--- START EXTRACTED INFORMATION ---

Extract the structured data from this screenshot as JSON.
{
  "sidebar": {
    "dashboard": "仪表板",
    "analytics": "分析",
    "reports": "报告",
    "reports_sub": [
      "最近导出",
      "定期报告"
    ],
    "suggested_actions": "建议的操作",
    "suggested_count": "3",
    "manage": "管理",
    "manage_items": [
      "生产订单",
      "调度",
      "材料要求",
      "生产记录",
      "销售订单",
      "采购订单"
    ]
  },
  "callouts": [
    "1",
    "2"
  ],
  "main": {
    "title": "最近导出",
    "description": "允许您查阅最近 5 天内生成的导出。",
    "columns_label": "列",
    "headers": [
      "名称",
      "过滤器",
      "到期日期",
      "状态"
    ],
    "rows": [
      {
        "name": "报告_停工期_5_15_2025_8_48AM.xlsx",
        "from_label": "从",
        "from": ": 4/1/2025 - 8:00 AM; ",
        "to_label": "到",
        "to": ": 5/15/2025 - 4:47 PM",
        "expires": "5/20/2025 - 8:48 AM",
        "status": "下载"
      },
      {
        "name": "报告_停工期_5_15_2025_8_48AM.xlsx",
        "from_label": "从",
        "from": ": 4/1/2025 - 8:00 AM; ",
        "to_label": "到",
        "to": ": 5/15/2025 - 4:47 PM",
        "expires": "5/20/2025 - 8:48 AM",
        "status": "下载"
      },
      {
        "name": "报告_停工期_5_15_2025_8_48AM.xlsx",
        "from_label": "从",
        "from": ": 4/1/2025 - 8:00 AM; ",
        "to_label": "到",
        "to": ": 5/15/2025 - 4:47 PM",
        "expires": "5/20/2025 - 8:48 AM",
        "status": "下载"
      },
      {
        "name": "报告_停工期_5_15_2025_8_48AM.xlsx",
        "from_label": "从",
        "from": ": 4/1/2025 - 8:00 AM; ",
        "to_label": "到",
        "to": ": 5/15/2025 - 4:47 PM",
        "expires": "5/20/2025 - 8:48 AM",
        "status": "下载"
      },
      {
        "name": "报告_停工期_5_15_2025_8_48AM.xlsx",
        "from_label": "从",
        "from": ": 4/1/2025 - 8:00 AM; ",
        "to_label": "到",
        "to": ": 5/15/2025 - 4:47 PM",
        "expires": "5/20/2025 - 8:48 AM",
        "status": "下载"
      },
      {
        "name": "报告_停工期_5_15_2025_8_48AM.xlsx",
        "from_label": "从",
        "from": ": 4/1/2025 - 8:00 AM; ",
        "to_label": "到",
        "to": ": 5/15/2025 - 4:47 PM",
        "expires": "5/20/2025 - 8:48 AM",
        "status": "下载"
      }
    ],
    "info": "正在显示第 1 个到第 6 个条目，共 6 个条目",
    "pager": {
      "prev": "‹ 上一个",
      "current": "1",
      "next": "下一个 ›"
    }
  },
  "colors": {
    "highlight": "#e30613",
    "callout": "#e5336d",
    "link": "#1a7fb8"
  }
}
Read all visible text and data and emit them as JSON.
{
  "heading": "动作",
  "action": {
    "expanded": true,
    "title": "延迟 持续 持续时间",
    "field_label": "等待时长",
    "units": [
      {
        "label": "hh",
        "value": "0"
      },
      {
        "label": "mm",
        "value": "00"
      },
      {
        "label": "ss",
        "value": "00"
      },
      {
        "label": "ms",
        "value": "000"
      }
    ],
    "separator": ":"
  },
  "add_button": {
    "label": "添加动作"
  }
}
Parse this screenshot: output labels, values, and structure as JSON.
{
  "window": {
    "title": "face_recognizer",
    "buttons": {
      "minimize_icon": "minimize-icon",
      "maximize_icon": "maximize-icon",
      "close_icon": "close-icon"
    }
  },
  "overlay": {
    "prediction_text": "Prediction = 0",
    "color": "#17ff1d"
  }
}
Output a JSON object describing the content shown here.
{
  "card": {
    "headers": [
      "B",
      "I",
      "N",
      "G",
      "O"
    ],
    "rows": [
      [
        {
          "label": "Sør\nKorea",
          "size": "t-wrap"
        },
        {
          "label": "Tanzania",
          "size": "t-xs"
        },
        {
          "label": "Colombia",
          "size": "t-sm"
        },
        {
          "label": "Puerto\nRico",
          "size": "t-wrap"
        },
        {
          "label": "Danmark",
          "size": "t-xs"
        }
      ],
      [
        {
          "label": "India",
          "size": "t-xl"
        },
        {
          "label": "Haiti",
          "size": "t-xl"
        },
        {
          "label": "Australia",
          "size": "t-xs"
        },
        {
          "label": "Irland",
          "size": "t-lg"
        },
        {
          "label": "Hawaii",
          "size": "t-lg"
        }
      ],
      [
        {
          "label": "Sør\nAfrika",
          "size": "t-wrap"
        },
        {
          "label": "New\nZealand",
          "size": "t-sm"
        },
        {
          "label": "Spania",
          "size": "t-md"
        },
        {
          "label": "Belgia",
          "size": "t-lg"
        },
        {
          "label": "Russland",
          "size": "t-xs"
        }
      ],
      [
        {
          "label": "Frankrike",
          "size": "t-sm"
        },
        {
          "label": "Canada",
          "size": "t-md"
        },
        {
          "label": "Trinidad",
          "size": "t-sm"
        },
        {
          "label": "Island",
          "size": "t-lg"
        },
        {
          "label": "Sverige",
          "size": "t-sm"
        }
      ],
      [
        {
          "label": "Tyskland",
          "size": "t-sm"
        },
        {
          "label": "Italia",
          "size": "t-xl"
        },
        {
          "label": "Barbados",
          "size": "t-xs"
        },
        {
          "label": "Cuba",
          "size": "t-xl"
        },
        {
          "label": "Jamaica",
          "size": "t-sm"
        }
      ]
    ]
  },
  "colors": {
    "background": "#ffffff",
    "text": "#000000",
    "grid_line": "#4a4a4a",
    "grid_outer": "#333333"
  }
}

--- END EXTRACTED INFORMATION ---

## DIRECTIONS FOR THIS TASK
Would you copy out each line exactly as written?

## FULL SOLUTION
Extract the structured data from this screenshot as JSON.
{
  "sidebar": {
    "dashboard": "仪表板",
    "analytics": "分析",
    "reports": "报告",
    "reports_sub": [
      "最近导出",
      "定期报告"
    ],
    "suggested_actions": "建议的操作",
    "suggested_count": "3",
    "manage": "管理",
    "manage_items": [
      "生产订单",
      "调度",
      "材料要求",
      "生产记录",
      "销售订单",
      "采购订单"
    ]
  },
  "callouts": [
    "1",
    "2"
  ],
  "main": {
    "title": "最近导出",
    "description": "允许您查阅最近 5 天内生成的导出。",
    "columns_label": "列",
    "headers": [
      "名称",
      "过滤器",
      "到期日期",
      "状态"
    ],
    "rows": [
      {
        "name": "报告_停工期_5_15_2025_8_48AM.xlsx",
        "from_label": "从",
        "from": ": 4/1/2025 - 8:00 AM; ",
        "to_label": "到",
        "to": ": 5/15/2025 - 4:47 PM",
        "expires": "5/20/2025 - 8:48 AM",
        "status": "下载"
      },
      {
        "name": "报告_停工期_5_15_2025_8_48AM.xlsx",
        "from_label": "从",
        "from": ": 4/1/2025 - 8:00 AM; ",
        "to_label": "到",
        "to": ": 5/15/2025 - 4:47 PM",
        "expires": "5/20/2025 - 8:48 AM",
        "status": "下载"
      },
      {
        "name": "报告_停工期_5_15_2025_8_48AM.xlsx",
        "from_label": "从",
        "from": ": 4/1/2025 - 8:00 AM; ",
        "to_label": "到",
        "to": ": 5/15/2025 - 4:47 PM",
        "expires": "5/20/2025 - 8:48 AM",
        "status": "下载"
      },
      {
        "name": "报告_停工期_5_15_2025_8_48AM.xlsx",
        "from_label": "从",
        "from": ": 4/1/2025 - 8:00 AM; ",
        "to_label": "到",
        "to": ": 5/15/2025 - 4:47 PM",
        "expires": "5/20/2025 - 8:48 AM",
        "status": "下载"
      },
      {
        "name": "报告_停工期_5_15_2025_8_48AM.xlsx",
        "from_label": "从",
        "from": ": 4/1/2025 - 8:00 AM; ",
        "to_label": "到",
        "to": ": 5/15/2025 - 4:47 PM",
        "expires": "5/20/2025 - 8:48 AM",
        "status": "下载"
      },
      {
        "name": "报告_停工期_5_15_2025_8_48AM.xlsx",
        "from_label": "从",
        "from": ": 4/1/2025 - 8:00 AM; ",
        "to_label": "到",
        "to": ": 5/15/2025 - 4:47 PM",
        "expires": "5/20/2025 - 8:48 AM",
        "status": "下载"
      }
    ],
    "info": "正在显示第 1 个到第 6 个条目，共 6 个条目",
    "pager": {
      "prev": "‹ 上一个",
      "current": "1",
      "next": "下一个 ›"
    }
  },
  "colors": {
    "highlight": "#e30613",
    "callout": "#e5336d",
    "link": "#1a7fb8"
  }
}
Read all visible text and data and emit them as JSON.
{
  "heading": "动作",
  "action": {
    "expanded": true,
    "title": "延迟 持续 持续时间",
    "field_label": "等待时长",
    "units": [
      {
        "label": "hh",
        "value": "0"
      },
      {
        "label": "mm",
        "value": "00"
      },
      {
        "label": "ss",
        "value": "00"
      },
      {
        "label": "ms",
        "value": "000"
      }
    ],
    "separator": ":"
  },
  "add_button": {
    "label": "添加动作"
  }
}
Parse this screenshot: output labels, values, and structure as JSON.
{
  "window": {
    "title": "face_recognizer",
    "buttons": {
      "minimize_icon": "minimize-icon",
      "maximize_icon": "maximize-icon",
      "close_icon": "close-icon"
    }
  },
  "overlay": {
    "prediction_text": "Prediction = 0",
    "color": "#17ff1d"
  }
}
Output a JSON object describing the content shown here.
{
  "card": {
    "headers": [
      "B",
      "I",
      "N",
      "G",
      "O"
    ],
    "rows": [
      [
        {
          "label": "Sør\nKorea",
          "size": "t-wrap"
        },
        {
          "label": "Tanzania",
          "size": "t-xs"
        },
        {
          "label": "Colombia",
          "size": "t-sm"
        },
        {
          "label": "Puerto\nRico",
          "size": "t-wrap"
        },
        {
          "label": "Danmark",
          "size": "t-xs"
        }
      ],
      [
        {
          "label": "India",
          "size": "t-xl"
        },
        {
          "label": "Haiti",
          "size": "t-xl"
        },
        {
          "label": "Australia",
          "size": "t-xs"
        },
        {
          "label": "Irland",
          "size": "t-lg"
        },
        {
          "label": "Hawaii",
          "size": "t-lg"
        }
      ],
      [
        {
          "label": "Sør\nAfrika",
          "size": "t-wrap"
        },
        {
          "label": "New\nZealand",
          "size": "t-sm"
        },
        {
          "label": "Spania",
          "size": "t-md"
        },
        {
          "label": "Belgia",
          "size": "t-lg"
        },
        {
          "label": "Russland",
          "size": "t-xs"
        }
      ],
      [
        {
          "label": "Frankrike",
          "size": "t-sm"
        },
        {
          "label": "Canada",
          "size": "t-md"
        },
        {
          "label": "Trinidad",
          "size": "t-sm"
        },
        {
          "label": "Island",
          "size": "t-lg"
        },
        {
          "label": "Sverige",
          "size": "t-sm"
        }
      ],
      [
        {
          "label": "Tyskland",
          "size": "t-sm"
        },
        {
          "label": "Italia",
          "size": "t-xl"
        },
        {
          "label": "Barbados",
          "size": "t-xs"
        },
        {
          "label": "Cuba",
          "size": "t-xl"
        },
        {
          "label": "Jamaica",
          "size": "t-sm"
        }
      ]
    ]
  },
  "colors": {
    "background": "#ffffff",
    "text": "#000000",
    "grid_line": "#4a4a4a",
    "grid_outer": "#333333"
  }
}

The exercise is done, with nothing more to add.